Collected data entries
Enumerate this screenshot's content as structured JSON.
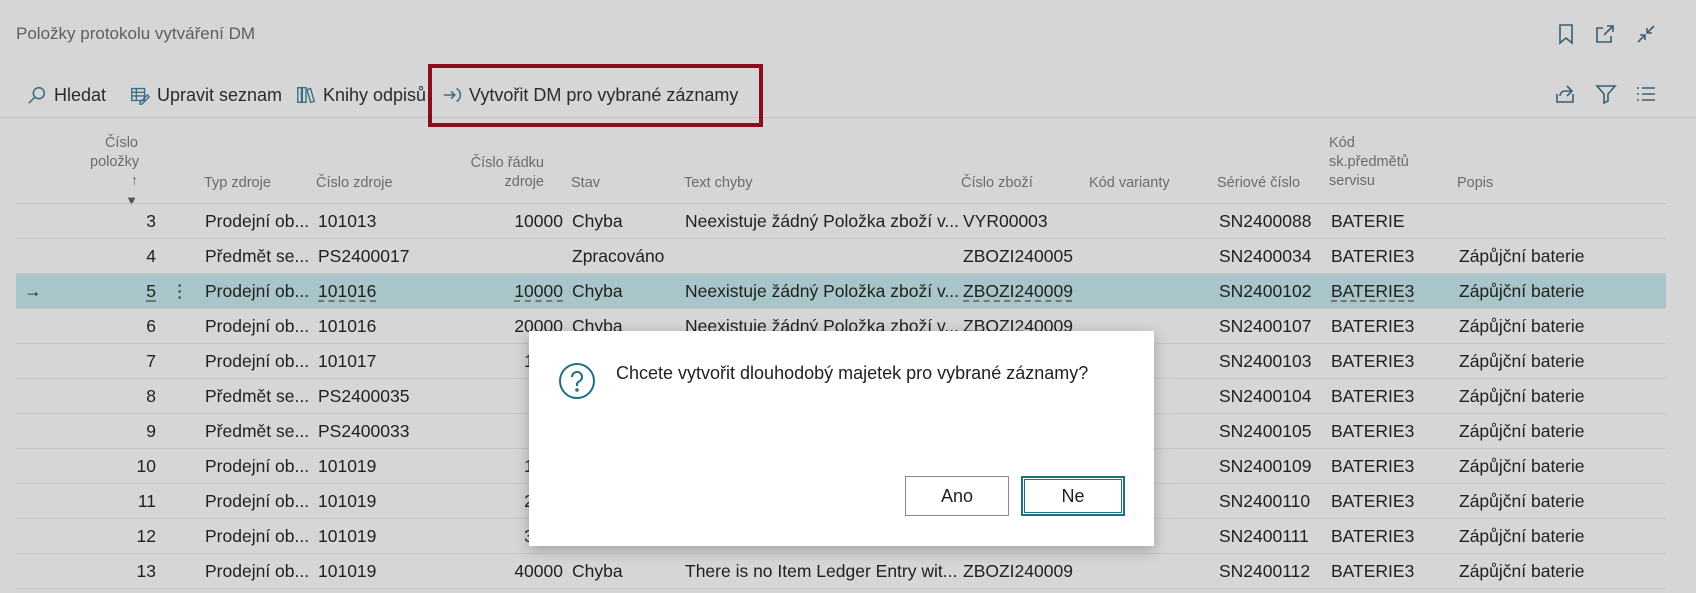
{
  "window": {
    "title": "Položky protokolu vytváření DM"
  },
  "actions": {
    "search": "Hledat",
    "edit_list": "Upravit seznam",
    "depr_books": "Knihy odpisů",
    "create_fa": "Vytvořit DM pro vybrané záznamy"
  },
  "columns": {
    "entry_no_line1": "Číslo",
    "entry_no_line2": "položky ↑",
    "source_type": "Typ zdroje",
    "source_no": "Číslo zdroje",
    "source_line_no_1": "Číslo řádku",
    "source_line_no_2": "zdroje",
    "status": "Stav",
    "error_text": "Text chyby",
    "item_no": "Číslo zboží",
    "variant_code": "Kód varianty",
    "serial_no": "Sériové číslo",
    "service_group_1": "Kód",
    "service_group_2": "sk.předmětů",
    "service_group_3": "servisu",
    "description": "Popis"
  },
  "rows": [
    {
      "no": "3",
      "type": "Prodejní ob...",
      "src": "101013",
      "line": "10000",
      "status": "Chyba",
      "error": "Neexistuje žádný Položka zboží v...",
      "item": "VYR00003",
      "variant": "",
      "serial": "SN2400088",
      "group": "BATERIE",
      "desc": ""
    },
    {
      "no": "4",
      "type": "Předmět se...",
      "src": "PS2400017",
      "line": "",
      "status": "Zpracováno",
      "error": "",
      "item": "ZBOZI240005",
      "variant": "",
      "serial": "SN2400034",
      "group": "BATERIE3",
      "desc": "Zápůjční baterie"
    },
    {
      "no": "5",
      "type": "Prodejní ob...",
      "src": "101016",
      "line": "10000",
      "status": "Chyba",
      "error": "Neexistuje žádný Položka zboží v...",
      "item": "ZBOZI240009",
      "variant": "",
      "serial": "SN2400102",
      "group": "BATERIE3",
      "desc": "Zápůjční baterie"
    },
    {
      "no": "6",
      "type": "Prodejní ob...",
      "src": "101016",
      "line": "20000",
      "status": "Chyba",
      "error": "Neexistuje žádný Položka zboží v...",
      "item": "ZBOZI240009",
      "variant": "",
      "serial": "SN2400107",
      "group": "BATERIE3",
      "desc": "Zápůjční baterie"
    },
    {
      "no": "7",
      "type": "Prodejní ob...",
      "src": "101017",
      "line": "1000",
      "status": "",
      "error": "",
      "item": "",
      "variant": "",
      "serial": "SN2400103",
      "group": "BATERIE3",
      "desc": "Zápůjční baterie"
    },
    {
      "no": "8",
      "type": "Předmět se...",
      "src": "PS2400035",
      "line": "",
      "status": "",
      "error": "",
      "item": "",
      "variant": "",
      "serial": "SN2400104",
      "group": "BATERIE3",
      "desc": "Zápůjční baterie"
    },
    {
      "no": "9",
      "type": "Předmět se...",
      "src": "PS2400033",
      "line": "",
      "status": "",
      "error": "",
      "item": "",
      "variant": "",
      "serial": "SN2400105",
      "group": "BATERIE3",
      "desc": "Zápůjční baterie"
    },
    {
      "no": "10",
      "type": "Prodejní ob...",
      "src": "101019",
      "line": "1000",
      "status": "",
      "error": "",
      "item": "",
      "variant": "",
      "serial": "SN2400109",
      "group": "BATERIE3",
      "desc": "Zápůjční baterie"
    },
    {
      "no": "11",
      "type": "Prodejní ob...",
      "src": "101019",
      "line": "2000",
      "status": "",
      "error": "",
      "item": "",
      "variant": "",
      "serial": "SN2400110",
      "group": "BATERIE3",
      "desc": "Zápůjční baterie"
    },
    {
      "no": "12",
      "type": "Prodejní ob...",
      "src": "101019",
      "line": "3000",
      "status": "",
      "error": "",
      "item": "",
      "variant": "",
      "serial": "SN2400111",
      "group": "BATERIE3",
      "desc": "Zápůjční baterie"
    },
    {
      "no": "13",
      "type": "Prodejní ob...",
      "src": "101019",
      "line": "40000",
      "status": "Chyba",
      "error": "There is no Item Ledger Entry wit...",
      "item": "ZBOZI240009",
      "variant": "",
      "serial": "SN2400112",
      "group": "BATERIE3",
      "desc": "Zápůjční baterie"
    }
  ],
  "dialog": {
    "message": "Chcete vytvořit dlouhodobý majetek pro vybrané záznamy?",
    "yes": "Ano",
    "no": "Ne"
  },
  "colors": {
    "accent": "#1f6f80",
    "highlight_border": "#8a0d1e",
    "selected_row": "#a8c6c9"
  }
}
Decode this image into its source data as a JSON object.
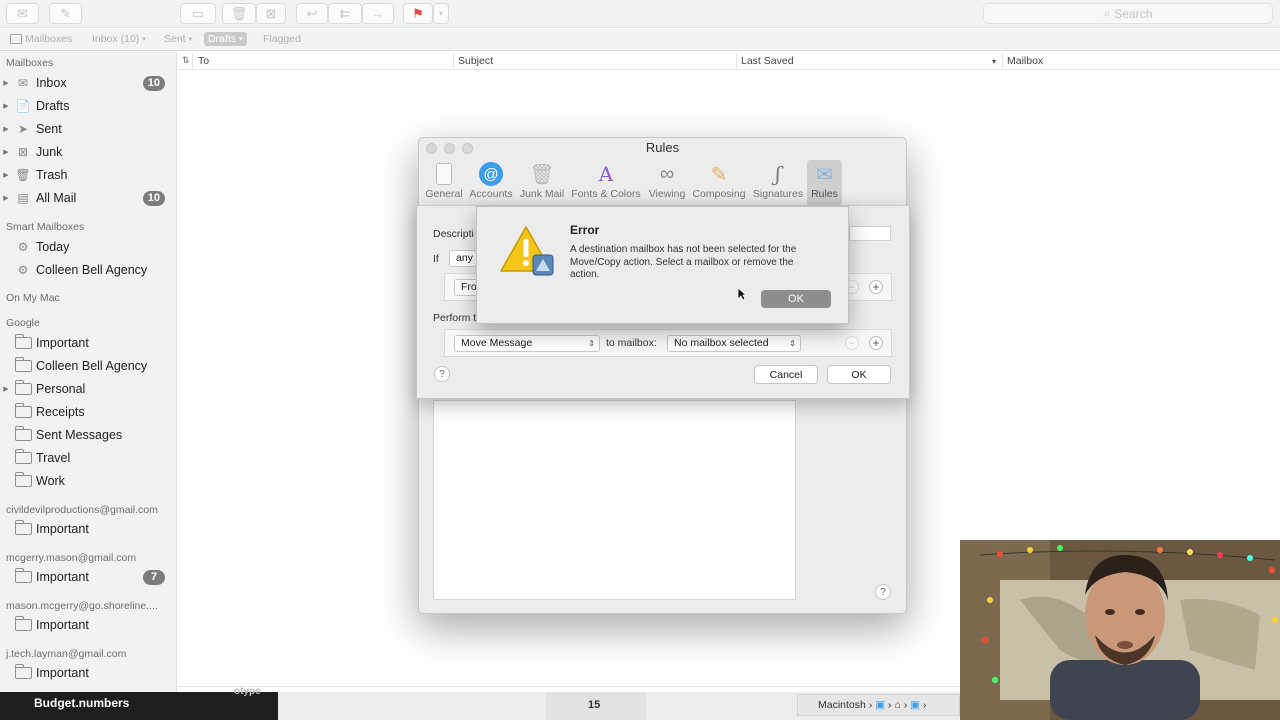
{
  "toolbar": {
    "buttons": [
      "get-mail",
      "compose",
      "archive",
      "delete",
      "junk",
      "reply",
      "reply-all",
      "forward",
      "flag",
      "flag-menu"
    ],
    "search_placeholder": "Search"
  },
  "favorites": {
    "mailboxes": "Mailboxes",
    "inbox": "Inbox (10)",
    "sent": "Sent",
    "drafts": "Drafts",
    "flagged": "Flagged"
  },
  "sidebar": {
    "mailboxes_header": "Mailboxes",
    "mailboxes": [
      {
        "label": "Inbox",
        "badge": "10",
        "icon": "inbox-icon"
      },
      {
        "label": "Drafts",
        "badge": "",
        "icon": "drafts-icon"
      },
      {
        "label": "Sent",
        "badge": "",
        "icon": "sent-icon"
      },
      {
        "label": "Junk",
        "badge": "",
        "icon": "junk-icon"
      },
      {
        "label": "Trash",
        "badge": "",
        "icon": "trash-icon"
      },
      {
        "label": "All Mail",
        "badge": "10",
        "icon": "all-mail-icon"
      }
    ],
    "smart_header": "Smart Mailboxes",
    "smart": [
      {
        "label": "Today"
      },
      {
        "label": "Colleen Bell Agency"
      }
    ],
    "onmymac_header": "On My Mac",
    "google_header": "Google",
    "google": [
      {
        "label": "Important"
      },
      {
        "label": "Colleen Bell Agency"
      },
      {
        "label": "Personal"
      },
      {
        "label": "Receipts"
      },
      {
        "label": "Sent Messages"
      },
      {
        "label": "Travel"
      },
      {
        "label": "Work"
      }
    ],
    "accounts": [
      {
        "header": "civildevilproductions@gmail.com",
        "item": "Important",
        "badge": ""
      },
      {
        "header": "mcgerry.mason@gmail.com",
        "item": "Important",
        "badge": "7"
      },
      {
        "header": "mason.mcgerry@go.shoreline....",
        "item": "Important",
        "badge": ""
      },
      {
        "header": "j.tech.layman@gmail.com",
        "item": "Important",
        "badge": ""
      }
    ]
  },
  "list_header": {
    "to": "To",
    "subject": "Subject",
    "last_saved": "Last Saved",
    "mailbox": "Mailbox"
  },
  "rules_window": {
    "title": "Rules",
    "tabs": [
      {
        "label": "General",
        "icon": "general-switch-icon"
      },
      {
        "label": "Accounts",
        "icon": "at-icon"
      },
      {
        "label": "Junk Mail",
        "icon": "junk-bin-icon"
      },
      {
        "label": "Fonts & Colors",
        "icon": "fonts-icon"
      },
      {
        "label": "Viewing",
        "icon": "glasses-icon"
      },
      {
        "label": "Composing",
        "icon": "pencil-icon"
      },
      {
        "label": "Signatures",
        "icon": "signature-icon"
      },
      {
        "label": "Rules",
        "icon": "rules-envelope-icon"
      }
    ]
  },
  "sheet": {
    "description_label": "Descripti",
    "if_label": "If",
    "any_value": "any",
    "condition_value": "Fro",
    "perform_label": "Perform t",
    "action_value": "Move Message",
    "to_mailbox_label": "to mailbox:",
    "mailbox_value": "No mailbox selected",
    "cancel": "Cancel",
    "ok": "OK",
    "help": "?"
  },
  "alert": {
    "title": "Error",
    "message": "A destination mailbox has not been selected for the Move/Copy action. Select a mailbox or remove the action.",
    "ok": "OK"
  },
  "dock": {
    "left_label": "Budget.numbers",
    "left_sub": "otype",
    "middle_number": "15",
    "path_label": "Macintosh"
  },
  "colors": {
    "badge": "#7c7c7c",
    "alert_ok": "#8e8e8e",
    "flag": "#e24a4a",
    "accounts_blue": "#3b9dec"
  }
}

> Given instruction
Count every line in the data where the string "JSON" occurs. Give nothing except the number.

> Final result
2